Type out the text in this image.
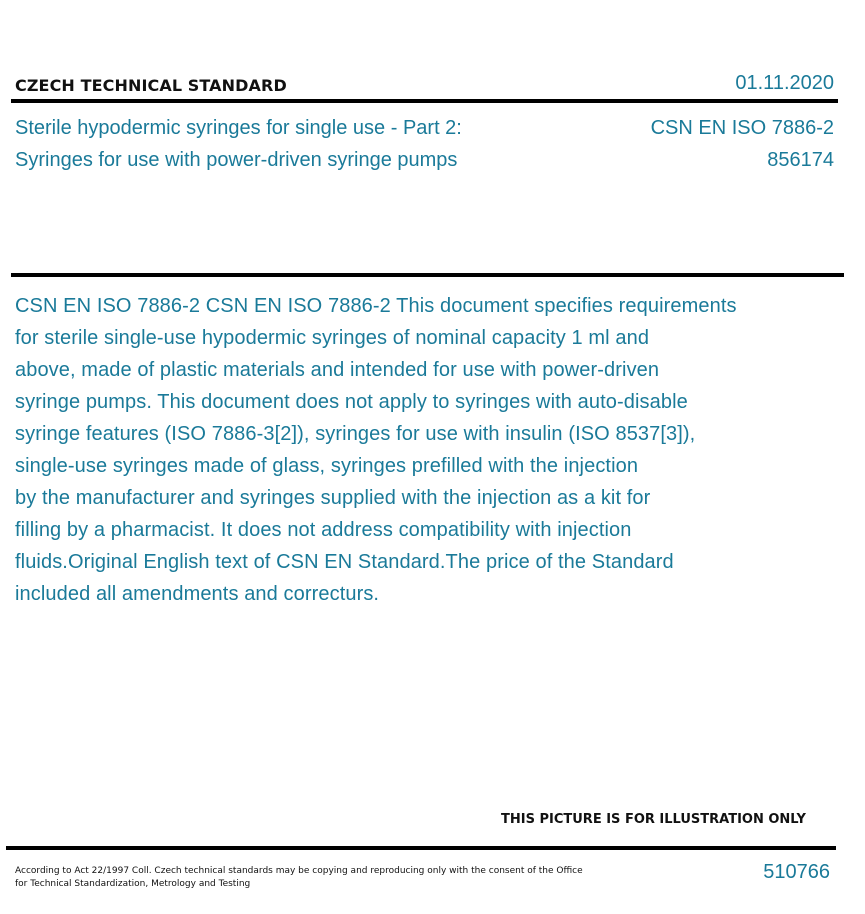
CZECH TECHNICAL STANDARD	01.11.2020
Sterile hypodermic syringes for single use - Part 2:
Syringes for use with power-driven syringe pumps
CSN EN ISO 7886-2
856174
CSN EN ISO 7886-2 CSN EN ISO 7886-2 This document specifies requirements
for sterile single-use hypodermic syringes of nominal capacity 1 ml and
above, made of plastic materials and intended for use with power-driven
syringe pumps. This document does not apply to syringes with auto-disable
syringe features (ISO 7886-3[2]), syringes for use with insulin (ISO 8537[3]),
single-use syringes made of glass, syringes prefilled with the injection
by the manufacturer and syringes supplied with the injection as a kit for
filling by a pharmacist. It does not address compatibility with injection
fluids.Original English text of CSN EN Standard.The price of the Standard
included all amendments and correcturs.
THIS PICTURE IS FOR ILLUSTRATION ONLY
According to Act 22/1997 Coll. Czech technical standards may be copying and reproducing only with the consent of the Office
for Technical Standardization, Metrology and Testing
510766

● ● ● ● ● ● ●

Pick out every line above that contains the word "document" and copy it.

• **SOLUTION BELOW**
CSN EN ISO 7886-2 CSN EN ISO 7886-2 This document specifies requirements
syringe pumps. This document does not apply to syringes with auto-disable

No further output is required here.